The request >> Drop the pictures, then extract the listing word for word.

Chart and figure data
* Start *
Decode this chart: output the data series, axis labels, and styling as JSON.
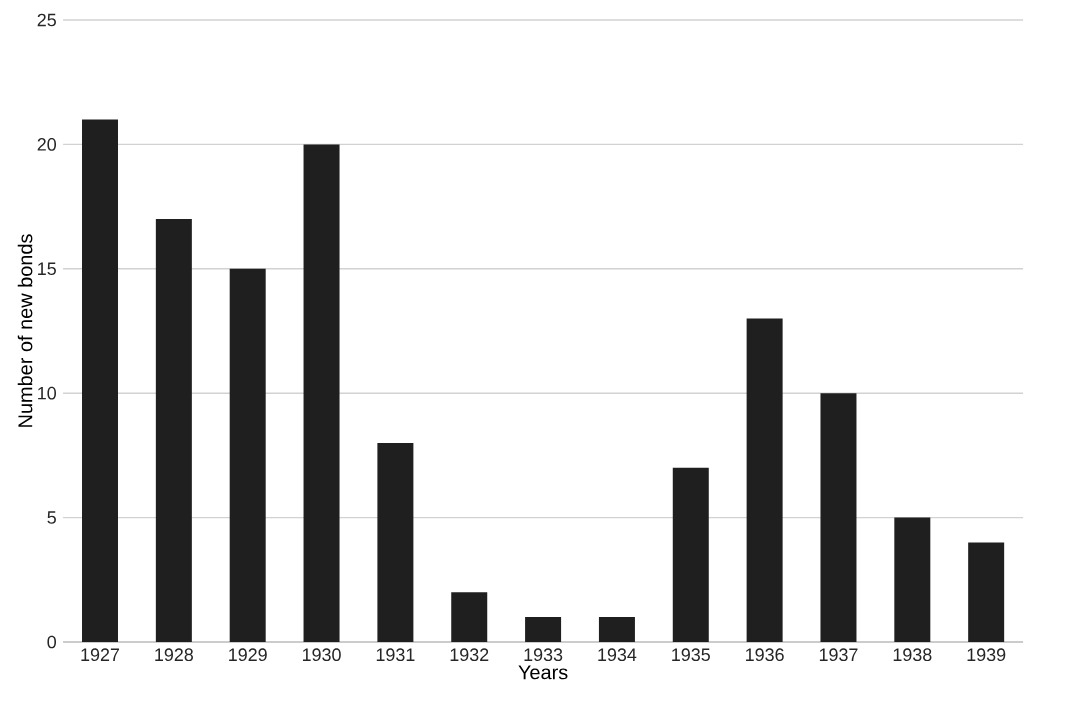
{
  "chart_data": {
    "type": "bar",
    "xlabel": "Years",
    "ylabel": "Number of new bonds",
    "categories": [
      "1927",
      "1928",
      "1929",
      "1930",
      "1931",
      "1932",
      "1933",
      "1934",
      "1935",
      "1936",
      "1937",
      "1938",
      "1939"
    ],
    "values": [
      21,
      17,
      15,
      20,
      8,
      2,
      1,
      1,
      7,
      13,
      10,
      5,
      4
    ],
    "color": "#1f1f1f",
    "ylim": [
      0,
      25
    ],
    "yticks": [
      0,
      5,
      10,
      15,
      20,
      25
    ],
    "grid": "y"
  }
}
* End *
Result for this task >>
Decode this chart: output the data series, axis labels, and styling as JSON.
{
  "chart_data": {
    "type": "bar",
    "xlabel": "Years",
    "ylabel": "Number of new bonds",
    "categories": [
      "1927",
      "1928",
      "1929",
      "1930",
      "1931",
      "1932",
      "1933",
      "1934",
      "1935",
      "1936",
      "1937",
      "1938",
      "1939"
    ],
    "values": [
      21,
      17,
      15,
      20,
      8,
      2,
      1,
      1,
      7,
      13,
      10,
      5,
      4
    ],
    "color": "#1f1f1f",
    "ylim": [
      0,
      25
    ],
    "yticks": [
      0,
      5,
      10,
      15,
      20,
      25
    ],
    "grid": "y"
  }
}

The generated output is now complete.